What you need to do
Return the material word for word. Do not include the pictures.

[Data excerpts]
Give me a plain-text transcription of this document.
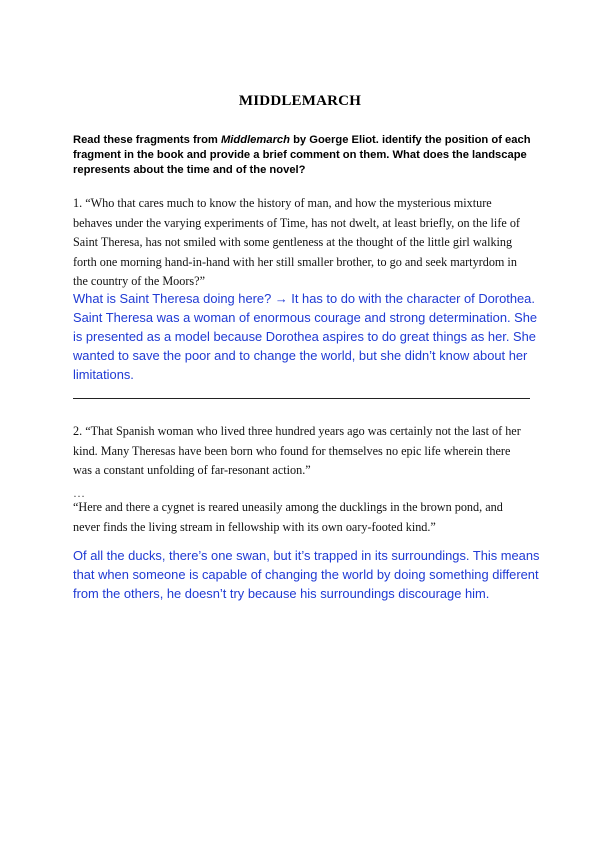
MIDDLEMARCH
Read these fragments from Middlemarch by Goerge Eliot. identify the position of each fragment in the book and provide a brief comment on them. What does the landscape represents about the time and of the novel?
1. “Who that cares much to know the history of man, and how the mysterious mixture behaves under the varying experiments of Time, has not dwelt, at least briefly, on the life of Saint Theresa, has not smiled with some gentleness at the thought of the little girl walking forth one morning hand-in-hand with her still smaller brother, to go and seek martyrdom in the country of the Moors?”
What is Saint Theresa doing here? → It has to do with the character of Dorothea. Saint Theresa was a woman of enormous courage and strong determination. She is presented as a model because Dorothea aspires to do great things as her. She wanted to save the poor and to change the world, but she didn’t know about her limitations.
2. “That Spanish woman who lived three hundred years ago was certainly not the last of her kind. Many Theresas have been born who found for themselves no epic life wherein there was a constant unfolding of far-resonant action.”
…
“Here and there a cygnet is reared uneasily among the ducklings in the brown pond, and never finds the living stream in fellowship with its own oary-footed kind.”
Of all the ducks, there’s one swan, but it’s trapped in its surroundings. This means that when someone is capable of changing the world by doing something different from the others, he doesn’t try because his surroundings discourage him.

Written answer
Give me a plain-text transcription of this document.
MIDDLEMARCH
Read these fragments from Middlemarch by Goerge Eliot. identify the position of each fragment in the book and provide a brief comment on them. What does the landscape represents about the time and of the novel?
1. “Who that cares much to know the history of man, and how the mysterious mixture behaves under the varying experiments of Time, has not dwelt, at least briefly, on the life of Saint Theresa, has not smiled with some gentleness at the thought of the little girl walking forth one morning hand-in-hand with her still smaller brother, to go and seek martyrdom in the country of the Moors?”
What is Saint Theresa doing here? → It has to do with the character of Dorothea. Saint Theresa was a woman of enormous courage and strong determination. She is presented as a model because Dorothea aspires to do great things as her. She wanted to save the poor and to change the world, but she didn’t know about her limitations.
2. “That Spanish woman who lived three hundred years ago was certainly not the last of her kind. Many Theresas have been born who found for themselves no epic life wherein there was a constant unfolding of far-resonant action.”
…
“Here and there a cygnet is reared uneasily among the ducklings in the brown pond, and never finds the living stream in fellowship with its own oary-footed kind.”
Of all the ducks, there’s one swan, but it’s trapped in its surroundings. This means that when someone is capable of changing the world by doing something different from the others, he doesn’t try because his surroundings discourage him.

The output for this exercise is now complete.